• Your instructions:
Where a picture appears, leave it out; copy everything else in the records exactly.

________________________

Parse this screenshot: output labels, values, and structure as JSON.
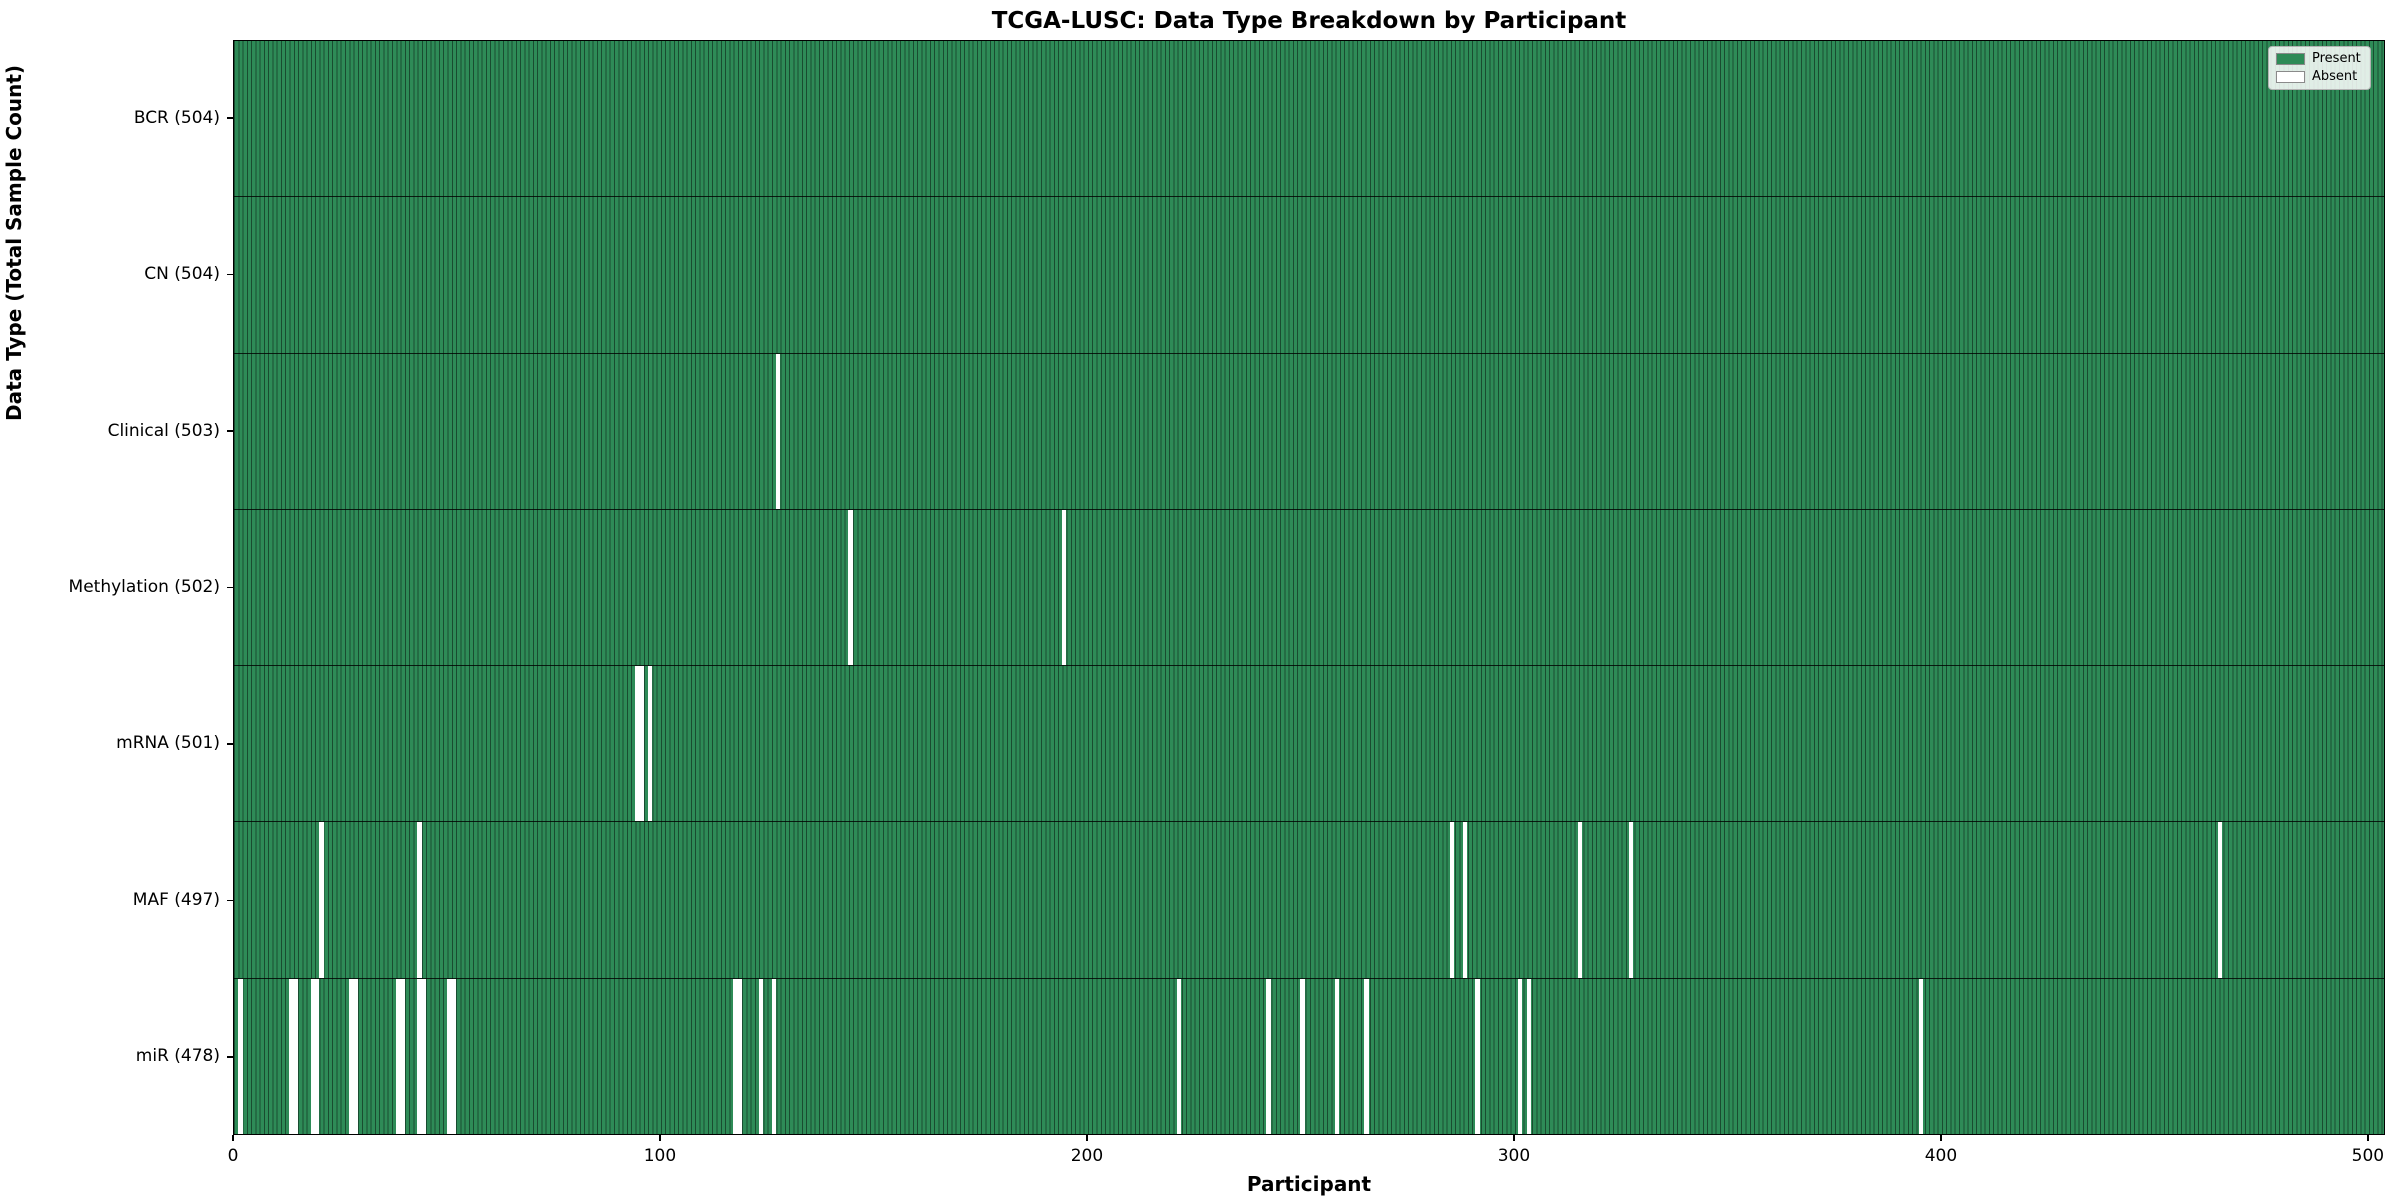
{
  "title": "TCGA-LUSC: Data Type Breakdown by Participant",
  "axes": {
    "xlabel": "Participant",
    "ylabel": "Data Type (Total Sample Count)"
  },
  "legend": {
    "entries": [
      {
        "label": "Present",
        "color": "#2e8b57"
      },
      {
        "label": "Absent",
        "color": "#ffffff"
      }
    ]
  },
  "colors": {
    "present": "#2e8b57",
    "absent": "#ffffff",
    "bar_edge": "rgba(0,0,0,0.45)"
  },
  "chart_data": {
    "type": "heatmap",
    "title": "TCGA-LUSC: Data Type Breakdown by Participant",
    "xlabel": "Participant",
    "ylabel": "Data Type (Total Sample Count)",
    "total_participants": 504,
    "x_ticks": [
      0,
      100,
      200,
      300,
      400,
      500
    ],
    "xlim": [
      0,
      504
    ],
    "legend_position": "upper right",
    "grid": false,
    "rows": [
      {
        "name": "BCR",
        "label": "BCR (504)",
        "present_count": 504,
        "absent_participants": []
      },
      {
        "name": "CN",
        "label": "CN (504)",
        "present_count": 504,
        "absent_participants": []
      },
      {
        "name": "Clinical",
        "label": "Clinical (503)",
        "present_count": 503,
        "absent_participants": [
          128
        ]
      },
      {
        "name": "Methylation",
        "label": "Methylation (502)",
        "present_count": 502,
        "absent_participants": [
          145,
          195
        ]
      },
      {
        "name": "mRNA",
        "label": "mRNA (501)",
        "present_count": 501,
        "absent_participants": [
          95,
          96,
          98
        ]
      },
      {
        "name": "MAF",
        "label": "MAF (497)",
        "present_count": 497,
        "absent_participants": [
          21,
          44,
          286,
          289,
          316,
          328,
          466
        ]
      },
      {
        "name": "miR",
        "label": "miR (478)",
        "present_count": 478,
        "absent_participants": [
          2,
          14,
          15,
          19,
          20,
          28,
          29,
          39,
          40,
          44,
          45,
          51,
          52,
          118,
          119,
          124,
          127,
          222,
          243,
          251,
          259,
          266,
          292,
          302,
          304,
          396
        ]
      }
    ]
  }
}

________________________

• Problem solution:
Parse this screenshot: output labels, values, and structure as JSON.
{
  "title": "TCGA-LUSC: Data Type Breakdown by Participant",
  "axes": {
    "xlabel": "Participant",
    "ylabel": "Data Type (Total Sample Count)"
  },
  "legend": {
    "entries": [
      {
        "label": "Present",
        "color": "#2e8b57"
      },
      {
        "label": "Absent",
        "color": "#ffffff"
      }
    ]
  },
  "colors": {
    "present": "#2e8b57",
    "absent": "#ffffff",
    "bar_edge": "rgba(0,0,0,0.45)"
  },
  "chart_data": {
    "type": "heatmap",
    "title": "TCGA-LUSC: Data Type Breakdown by Participant",
    "xlabel": "Participant",
    "ylabel": "Data Type (Total Sample Count)",
    "total_participants": 504,
    "x_ticks": [
      0,
      100,
      200,
      300,
      400,
      500
    ],
    "xlim": [
      0,
      504
    ],
    "legend_position": "upper right",
    "grid": false,
    "rows": [
      {
        "name": "BCR",
        "label": "BCR (504)",
        "present_count": 504,
        "absent_participants": []
      },
      {
        "name": "CN",
        "label": "CN (504)",
        "present_count": 504,
        "absent_participants": []
      },
      {
        "name": "Clinical",
        "label": "Clinical (503)",
        "present_count": 503,
        "absent_participants": [
          128
        ]
      },
      {
        "name": "Methylation",
        "label": "Methylation (502)",
        "present_count": 502,
        "absent_participants": [
          145,
          195
        ]
      },
      {
        "name": "mRNA",
        "label": "mRNA (501)",
        "present_count": 501,
        "absent_participants": [
          95,
          96,
          98
        ]
      },
      {
        "name": "MAF",
        "label": "MAF (497)",
        "present_count": 497,
        "absent_participants": [
          21,
          44,
          286,
          289,
          316,
          328,
          466
        ]
      },
      {
        "name": "miR",
        "label": "miR (478)",
        "present_count": 478,
        "absent_participants": [
          2,
          14,
          15,
          19,
          20,
          28,
          29,
          39,
          40,
          44,
          45,
          51,
          52,
          118,
          119,
          124,
          127,
          222,
          243,
          251,
          259,
          266,
          292,
          302,
          304,
          396
        ]
      }
    ]
  }
}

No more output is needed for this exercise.